# START OF Records supplied

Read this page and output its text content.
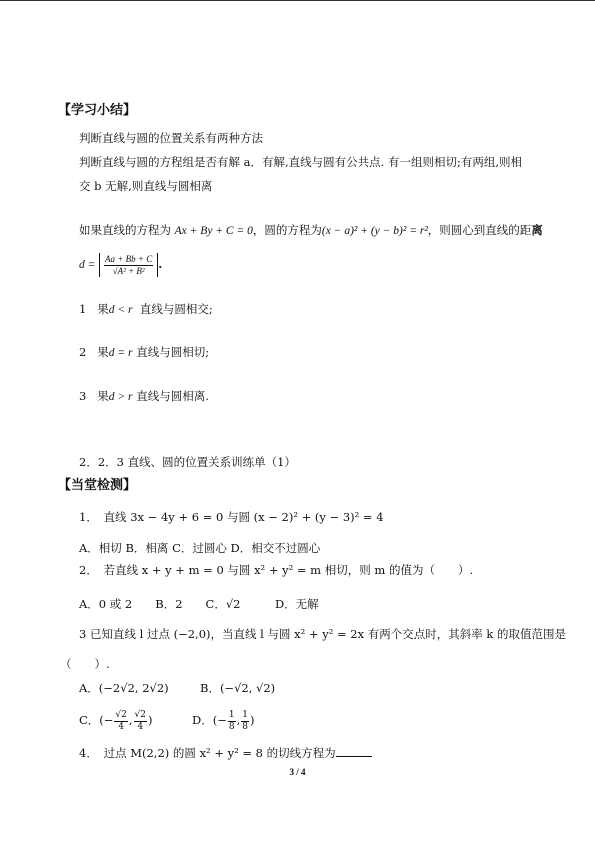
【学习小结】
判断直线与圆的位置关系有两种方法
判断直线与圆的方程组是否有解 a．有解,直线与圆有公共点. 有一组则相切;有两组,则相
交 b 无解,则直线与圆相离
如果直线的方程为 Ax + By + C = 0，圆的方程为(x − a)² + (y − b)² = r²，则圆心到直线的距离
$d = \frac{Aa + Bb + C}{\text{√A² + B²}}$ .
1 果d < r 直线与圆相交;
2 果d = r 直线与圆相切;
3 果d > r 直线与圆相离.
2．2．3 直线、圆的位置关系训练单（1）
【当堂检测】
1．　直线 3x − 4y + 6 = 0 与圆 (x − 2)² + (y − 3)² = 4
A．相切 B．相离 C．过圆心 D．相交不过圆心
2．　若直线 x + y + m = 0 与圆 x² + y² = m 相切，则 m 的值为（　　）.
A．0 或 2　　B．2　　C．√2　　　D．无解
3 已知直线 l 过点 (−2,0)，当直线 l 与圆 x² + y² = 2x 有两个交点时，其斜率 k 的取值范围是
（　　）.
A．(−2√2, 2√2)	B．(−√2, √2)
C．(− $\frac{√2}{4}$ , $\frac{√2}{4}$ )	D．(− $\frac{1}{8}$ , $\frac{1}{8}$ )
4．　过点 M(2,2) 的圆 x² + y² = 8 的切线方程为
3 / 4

# END OF Records supplied

Problem statement
State the count of lines with the word "frac" in them, and write nothing else.

The answer
2